#### [SET TASK]
Can you edit the forum post on lmer standard errors by giving again its passage from "[Spencer Graves]" up to and including "level of schoolid.", with "intelligent guess" replaced by "educated guess"?

[R] bVar slot of lmer objects and standard errors

[Spencer Graves]

	  Have you received a satisfactory reply to this post?  I haven't seen 
one.  Unfortunately, I can't give a definitive answer, but I can offer 
an intelligent guess.  With luck, this might encourage someone who knows 
more than I do to reply.  If not, I hope these comments help you clarify 
the issue further, e.g., by reading the source or other references.

	  I'm not not sure, but I believe that
lmertest1 at bVar$schoolid[,,i] is the upper triangular part of the 
covariance matrix of the random effects for the i-th level of schoolid. 
  The lower triangle appears as 0, though the code (I believe) iterprets 
it as equal to the upper triangle.  More precisely, I suspect it is 
created from something that is stored in a more compact form, i.e., 
keeping only a single copy of the off-diagonal elements of symmetric 
matrices.  I don't seem to have access to your "nlmframe", so I can't 
comment further on those specifics.  You might be able to clarify this 
by reading the source code.  I've been sitting on this reply for several 
days without finding time to do more with it, so I think I should just 
offer what I suspect.

	  The specifics of your question suggest to me that you want to produce 
something similar to Figure 1.12 in Pinheiro and Bates (2000) 
Mixed-Effects Models in S and S-Plus (Springer).  That was produced from 
an "lmList" object, not an "lme" object, so we won't expect to get their 
exact answers.  Instead, we would hope to get tighter answers available 
from pooling information using "lme";  the function "lmList" consideres 
each subject separately with no pooling.  With luck, the answers should 
be close.

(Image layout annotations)
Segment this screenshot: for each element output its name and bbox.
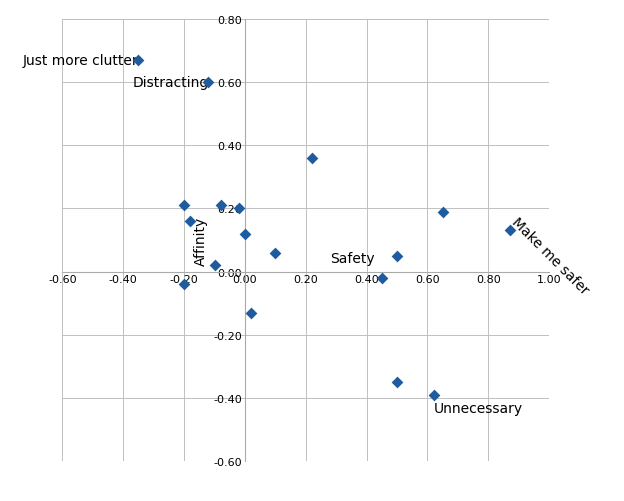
Point [307,155,317,163]
Point [203,79,213,87]
Point [377,274,387,282]
Point [210,262,220,270]
Point [185,217,195,225]
Point [505,227,515,235]
Text: Unnecessary: Unnecessary [434,401,523,415]
Text: Safety: Safety [330,252,375,266]
Text: Just more clutter: Just more clutter [23,54,139,68]
Point [392,252,402,260]
Point [392,378,402,386]
Point [429,391,439,399]
Point [270,249,280,257]
Point [240,230,250,238]
Point [179,281,189,289]
Text: Distracting: Distracting [132,76,208,90]
Text: Make me safer: Make me safer [509,215,591,298]
Point [216,202,226,210]
Point [134,57,144,65]
Point [246,309,256,317]
Point [437,208,447,216]
Point [234,205,244,213]
Point [179,202,189,210]
Y-axis label: Affinity: Affinity [194,216,208,265]
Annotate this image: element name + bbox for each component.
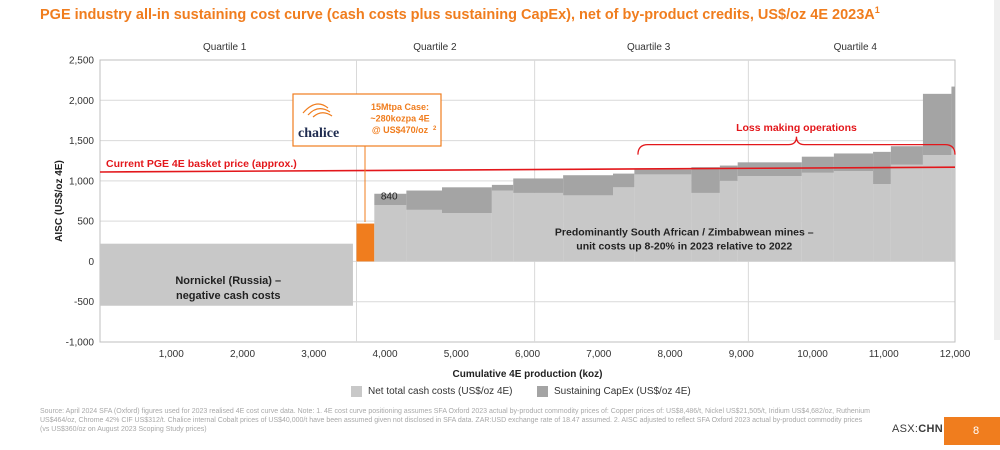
callout-line: ~280kozpa 4E [370,114,429,124]
y-tick-label: 1,500 [69,136,94,147]
cash-cost-bar [951,148,955,262]
quartile-label: Quartile 1 [203,42,247,53]
quartile-label: Quartile 4 [834,42,878,53]
capex-bar [634,169,692,175]
cash-cost-bar [613,187,635,262]
cash-cost-bar [513,192,564,262]
callout-line: 15Mtpa Case: [371,102,429,112]
south-africa-annotation: Predominantly South African / Zimbabwean… [555,227,814,239]
capex-bar [613,173,635,188]
capex-bar [737,162,802,177]
cash-cost-bar [406,209,442,262]
quartile-label: Quartile 3 [627,42,671,53]
value-label-840: 840 [381,191,398,202]
legend-cash-label: Net total cash costs (US$/oz 4E) [368,386,513,397]
cash-cost-bar [491,190,514,262]
callout-superscript: 2 [433,126,437,132]
y-tick-label: 2,500 [69,56,94,67]
capex-bar [951,86,955,149]
x-tick-label: 7,000 [586,349,611,360]
x-tick-label: 4,000 [372,349,397,360]
south-africa-annotation: unit costs up 8-20% in 2023 relative to … [576,241,792,253]
cash-cost-bar [374,205,407,262]
legend-cash-swatch [351,386,362,397]
capex-bar [833,153,874,172]
cash-cost-bar [922,155,952,262]
chalice-logo-icon [302,103,333,118]
chalice-logo-text: chalice [298,126,339,141]
cash-cost-bar [719,180,738,262]
cash-cost-bar [890,164,923,262]
capex-bar [563,175,613,196]
capex-bar [801,156,834,173]
y-tick-label: -500 [74,297,94,308]
cash-cost-bar [442,213,492,262]
page-number: 8 [944,417,1000,445]
x-tick-label: 8,000 [657,349,682,360]
loss-making-label: Loss making operations [736,122,857,134]
capex-bar [922,93,952,156]
capex-bar [491,184,514,191]
capex-bar [691,167,720,193]
y-axis-title: AISC (US$/oz 4E) [54,160,65,242]
capex-bar [442,187,492,214]
source-note: Source: April 2024 SFA (Oxford) figures … [40,408,870,433]
cash-cost-bar [563,195,613,262]
y-tick-label: 500 [77,217,94,228]
asx-ticker: ASX:CHN [892,423,944,435]
legend-capex-label: Sustaining CapEx (US$/oz 4E) [554,386,691,397]
legend-capex-swatch [537,386,548,397]
chalice-bar [356,223,375,262]
cash-cost-bar [634,174,692,262]
nornickel-annotation: negative cash costs [176,290,281,302]
x-tick-label: 6,000 [515,349,540,360]
x-tick-label: 9,000 [729,349,754,360]
y-tick-label: 2,000 [69,96,94,107]
x-tick-label: 11,000 [869,349,899,360]
y-tick-label: 1,000 [69,176,94,187]
x-axis-title: Cumulative 4E production (koz) [452,369,602,380]
y-tick-label: 0 [88,257,94,268]
callout-box [292,93,442,147]
legend-cash: Net total cash costs (US$/oz 4E) [351,386,513,397]
cash-cost-bar [737,176,802,262]
cash-cost-bar [873,184,891,262]
x-tick-label: 2,000 [230,349,255,360]
capex-bar [890,146,923,165]
capex-bar [719,165,738,181]
quartile-label: Quartile 2 [413,42,457,53]
x-tick-label: 5,000 [444,349,469,360]
x-tick-label: 3,000 [301,349,326,360]
capex-bar [374,193,407,206]
basket-price-line [99,166,956,173]
x-tick-label: 12,000 [940,349,971,360]
chart-title: PGE industry all-in sustaining cost curv… [40,5,880,23]
x-tick-label: 10,000 [797,349,828,360]
y-tick-label: -1,000 [66,338,95,349]
cash-cost-bar [691,192,720,262]
loss-making-bracket [637,136,956,155]
capex-bar [513,178,564,193]
cash-cost-bar [833,171,874,262]
scrollbar-track[interactable] [994,0,1000,340]
cash-cost-bar [801,172,834,262]
cash-cost-bar [100,243,353,306]
basket-price-label: Current PGE 4E basket price (approx.) [106,158,297,170]
legend-capex: Sustaining CapEx (US$/oz 4E) [537,386,691,397]
x-tick-label: 1,000 [159,349,184,360]
nornickel-annotation: Nornickel (Russia) – [175,275,281,287]
callout-line: @ US$470/oz [372,125,429,135]
capex-bar [406,190,442,210]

#### [FULL ANSWER]
[Spencer Graves]

	  Have you received a satisfactory reply to this post?  I haven't seen 
one.  Unfortunately, I can't give a definitive answer, but I can offer 
an educated guess.  With luck, this might encourage someone who knows 
more than I do to reply.  If not, I hope these comments help you clarify 
the issue further, e.g., by reading the source or other references.

	  I'm not not sure, but I believe that
lmertest1 at bVar$schoolid[,,i] is the upper triangular part of the 
covariance matrix of the random effects for the i-th level of schoolid.